* PROBLEM TO SOLVE: Below are the records; reproduce all of them exactly but without any images.

* MATERIAL FOR THE TASK:
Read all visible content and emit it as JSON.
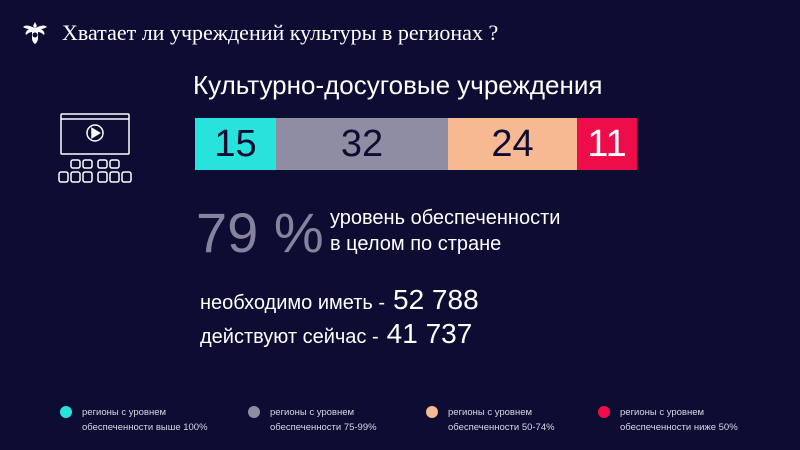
{
  "header": {
    "title": "Хватает ли учреждений культуры в регионах ?"
  },
  "chart_data": {
    "type": "bar",
    "title": "Культурно-досуговые учреждения",
    "orientation": "horizontal-stacked",
    "categories": [
      "регионы с уровнем обеспеченности выше 100%",
      "регионы с уровнем обеспеченности 75-99%",
      "регионы с уровнем обеспеченности 50-74%",
      "регионы с уровнем обеспеченности ниже 50%"
    ],
    "values": [
      15,
      32,
      24,
      11
    ],
    "colors": [
      "#28e2dc",
      "#8e8da3",
      "#f7b991",
      "#ee0d4a"
    ],
    "value_colors": [
      "#0d0c33",
      "#0d0c33",
      "#0d0c33",
      "#ffffff"
    ],
    "legend_position": "bottom"
  },
  "summary": {
    "percent": "79 %",
    "percent_desc_line1": "уровень обеспеченности",
    "percent_desc_line2": "в целом по стране",
    "need_label": "необходимо иметь -",
    "need_value": "52 788",
    "have_label": "действуют сейчас -",
    "have_value": "41 737"
  },
  "legend": [
    {
      "line1": "регионы с уровнем",
      "line2": "обеспеченности выше 100%",
      "color": "#28e2dc"
    },
    {
      "line1": "регионы с уровнем",
      "line2": "обеспеченности 75-99%",
      "color": "#8e8da3"
    },
    {
      "line1": "регионы с уровнем",
      "line2": "обеспеченности 50-74%",
      "color": "#f7b991"
    },
    {
      "line1": "регионы с уровнем",
      "line2": "обеспеченности ниже 50%",
      "color": "#ee0d4a"
    }
  ],
  "icons": {
    "emblem": "emblem-icon",
    "cinema": "cinema-audience-icon"
  }
}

* RESULT OF THE TASK:
Read all visible content and emit it as JSON.
{
  "header": {
    "title": "Хватает ли учреждений культуры в регионах ?"
  },
  "chart_data": {
    "type": "bar",
    "title": "Культурно-досуговые учреждения",
    "orientation": "horizontal-stacked",
    "categories": [
      "регионы с уровнем обеспеченности выше 100%",
      "регионы с уровнем обеспеченности 75-99%",
      "регионы с уровнем обеспеченности 50-74%",
      "регионы с уровнем обеспеченности ниже 50%"
    ],
    "values": [
      15,
      32,
      24,
      11
    ],
    "colors": [
      "#28e2dc",
      "#8e8da3",
      "#f7b991",
      "#ee0d4a"
    ],
    "value_colors": [
      "#0d0c33",
      "#0d0c33",
      "#0d0c33",
      "#ffffff"
    ],
    "legend_position": "bottom"
  },
  "summary": {
    "percent": "79 %",
    "percent_desc_line1": "уровень обеспеченности",
    "percent_desc_line2": "в целом по стране",
    "need_label": "необходимо иметь -",
    "need_value": "52 788",
    "have_label": "действуют сейчас -",
    "have_value": "41 737"
  },
  "legend": [
    {
      "line1": "регионы с уровнем",
      "line2": "обеспеченности выше 100%",
      "color": "#28e2dc"
    },
    {
      "line1": "регионы с уровнем",
      "line2": "обеспеченности 75-99%",
      "color": "#8e8da3"
    },
    {
      "line1": "регионы с уровнем",
      "line2": "обеспеченности 50-74%",
      "color": "#f7b991"
    },
    {
      "line1": "регионы с уровнем",
      "line2": "обеспеченности ниже 50%",
      "color": "#ee0d4a"
    }
  ],
  "icons": {
    "emblem": "emblem-icon",
    "cinema": "cinema-audience-icon"
  }
}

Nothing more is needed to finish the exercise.